[Extracted data entries]
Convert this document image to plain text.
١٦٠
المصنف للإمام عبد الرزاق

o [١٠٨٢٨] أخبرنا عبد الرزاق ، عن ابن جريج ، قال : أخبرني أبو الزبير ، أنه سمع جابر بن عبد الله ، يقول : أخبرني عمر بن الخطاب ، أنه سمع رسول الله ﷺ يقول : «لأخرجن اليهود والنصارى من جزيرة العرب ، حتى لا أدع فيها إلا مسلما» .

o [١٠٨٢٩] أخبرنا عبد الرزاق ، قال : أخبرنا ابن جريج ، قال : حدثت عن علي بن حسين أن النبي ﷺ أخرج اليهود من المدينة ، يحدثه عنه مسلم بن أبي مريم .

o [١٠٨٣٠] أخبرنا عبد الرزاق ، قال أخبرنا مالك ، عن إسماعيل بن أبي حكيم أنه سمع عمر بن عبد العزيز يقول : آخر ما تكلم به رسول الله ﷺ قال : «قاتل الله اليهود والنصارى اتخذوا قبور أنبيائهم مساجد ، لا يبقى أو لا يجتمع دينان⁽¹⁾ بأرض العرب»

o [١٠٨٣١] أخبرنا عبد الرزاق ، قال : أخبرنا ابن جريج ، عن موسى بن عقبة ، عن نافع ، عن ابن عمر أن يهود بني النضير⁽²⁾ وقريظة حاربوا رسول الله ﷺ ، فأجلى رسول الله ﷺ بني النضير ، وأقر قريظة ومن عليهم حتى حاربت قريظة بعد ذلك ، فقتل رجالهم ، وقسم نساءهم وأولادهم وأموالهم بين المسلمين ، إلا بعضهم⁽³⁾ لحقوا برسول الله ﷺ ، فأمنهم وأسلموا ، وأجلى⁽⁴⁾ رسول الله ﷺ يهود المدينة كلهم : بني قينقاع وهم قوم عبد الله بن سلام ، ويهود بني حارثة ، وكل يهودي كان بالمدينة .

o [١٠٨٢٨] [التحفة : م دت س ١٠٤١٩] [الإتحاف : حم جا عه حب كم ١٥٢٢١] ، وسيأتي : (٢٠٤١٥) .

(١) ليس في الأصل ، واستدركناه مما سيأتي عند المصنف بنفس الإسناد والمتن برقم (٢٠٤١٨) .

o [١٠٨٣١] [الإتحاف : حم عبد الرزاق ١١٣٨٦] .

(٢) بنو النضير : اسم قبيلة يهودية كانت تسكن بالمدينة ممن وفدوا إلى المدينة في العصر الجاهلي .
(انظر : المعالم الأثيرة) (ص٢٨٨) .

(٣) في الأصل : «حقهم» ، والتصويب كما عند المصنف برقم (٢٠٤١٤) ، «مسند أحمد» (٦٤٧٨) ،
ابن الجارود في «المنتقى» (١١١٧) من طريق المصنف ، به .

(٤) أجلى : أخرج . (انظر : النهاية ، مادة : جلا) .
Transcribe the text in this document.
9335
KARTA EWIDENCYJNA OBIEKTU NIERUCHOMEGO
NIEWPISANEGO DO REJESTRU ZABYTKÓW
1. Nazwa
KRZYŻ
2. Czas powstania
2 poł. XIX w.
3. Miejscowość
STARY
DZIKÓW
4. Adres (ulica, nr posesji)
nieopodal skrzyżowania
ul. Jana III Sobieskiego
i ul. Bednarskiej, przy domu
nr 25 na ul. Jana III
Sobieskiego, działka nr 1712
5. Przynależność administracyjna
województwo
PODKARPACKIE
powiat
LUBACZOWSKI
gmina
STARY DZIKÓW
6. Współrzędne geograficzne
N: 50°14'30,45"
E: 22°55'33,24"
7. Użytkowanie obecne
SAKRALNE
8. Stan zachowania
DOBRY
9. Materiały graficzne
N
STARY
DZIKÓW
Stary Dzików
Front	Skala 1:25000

*Exercise objective:*
Repeat the data in its entirety, character for character.

*Problem solution:*
Convert this document image to plain text.
١٦٠
المصنف للإمام عبد الرزاق

o [١٠٨٢٨] أخبرنا عبد الرزاق ، عن ابن جريج ، قال : أخبرني أبو الزبير ، أنه سمع جابر بن عبد الله ، يقول : أخبرني عمر بن الخطاب ، أنه سمع رسول الله ﷺ يقول : «لأخرجن اليهود والنصارى من جزيرة العرب ، حتى لا أدع فيها إلا مسلما» .

o [١٠٨٢٩] أخبرنا عبد الرزاق ، قال : أخبرنا ابن جريج ، قال : حدثت عن علي بن حسين أن النبي ﷺ أخرج اليهود من المدينة ، يحدثه عنه مسلم بن أبي مريم .

o [١٠٨٣٠] أخبرنا عبد الرزاق ، قال أخبرنا مالك ، عن إسماعيل بن أبي حكيم أنه سمع عمر بن عبد العزيز يقول : آخر ما تكلم به رسول الله ﷺ قال : «قاتل الله اليهود والنصارى اتخذوا قبور أنبيائهم مساجد ، لا يبقى أو لا يجتمع دينان⁽¹⁾ بأرض العرب»

o [١٠٨٣١] أخبرنا عبد الرزاق ، قال : أخبرنا ابن جريج ، عن موسى بن عقبة ، عن نافع ، عن ابن عمر أن يهود بني النضير⁽²⁾ وقريظة حاربوا رسول الله ﷺ ، فأجلى رسول الله ﷺ بني النضير ، وأقر قريظة ومن عليهم حتى حاربت قريظة بعد ذلك ، فقتل رجالهم ، وقسم نساءهم وأولادهم وأموالهم بين المسلمين ، إلا بعضهم⁽³⁾ لحقوا برسول الله ﷺ ، فأمنهم وأسلموا ، وأجلى⁽⁴⁾ رسول الله ﷺ يهود المدينة كلهم : بني قينقاع وهم قوم عبد الله بن سلام ، ويهود بني حارثة ، وكل يهودي كان بالمدينة .

o [١٠٨٢٨] [التحفة : م دت س ١٠٤١٩] [الإتحاف : حم جا عه حب كم ١٥٢٢١] ، وسيأتي : (٢٠٤١٥) .

(١) ليس في الأصل ، واستدركناه مما سيأتي عند المصنف بنفس الإسناد والمتن برقم (٢٠٤١٨) .

o [١٠٨٣١] [الإتحاف : حم عبد الرزاق ١١٣٨٦] .

(٢) بنو النضير : اسم قبيلة يهودية كانت تسكن بالمدينة ممن وفدوا إلى المدينة في العصر الجاهلي .
(انظر : المعالم الأثيرة) (ص٢٨٨) .

(٣) في الأصل : «حقهم» ، والتصويب كما عند المصنف برقم (٢٠٤١٤) ، «مسند أحمد» (٦٤٧٨) ،
ابن الجارود في «المنتقى» (١١١٧) من طريق المصنف ، به .

(٤) أجلى : أخرج . (انظر : النهاية ، مادة : جلا) .
Transcribe the text in this document.
9335
KARTA EWIDENCYJNA OBIEKTU NIERUCHOMEGO
NIEWPISANEGO DO REJESTRU ZABYTKÓW
1. Nazwa
KRZYŻ
2. Czas powstania
2 poł. XIX w.
3. Miejscowość
STARY
DZIKÓW
4. Adres (ulica, nr posesji)
nieopodal skrzyżowania
ul. Jana III Sobieskiego
i ul. Bednarskiej, przy domu
nr 25 na ul. Jana III
Sobieskiego, działka nr 1712
5. Przynależność administracyjna
województwo
PODKARPACKIE
powiat
LUBACZOWSKI
gmina
STARY DZIKÓW
6. Współrzędne geograficzne
N: 50°14'30,45"
E: 22°55'33,24"
7. Użytkowanie obecne
SAKRALNE
8. Stan zachowania
DOBRY
9. Materiały graficzne
N
STARY
DZIKÓW
Stary Dzików
Front	Skala 1:25000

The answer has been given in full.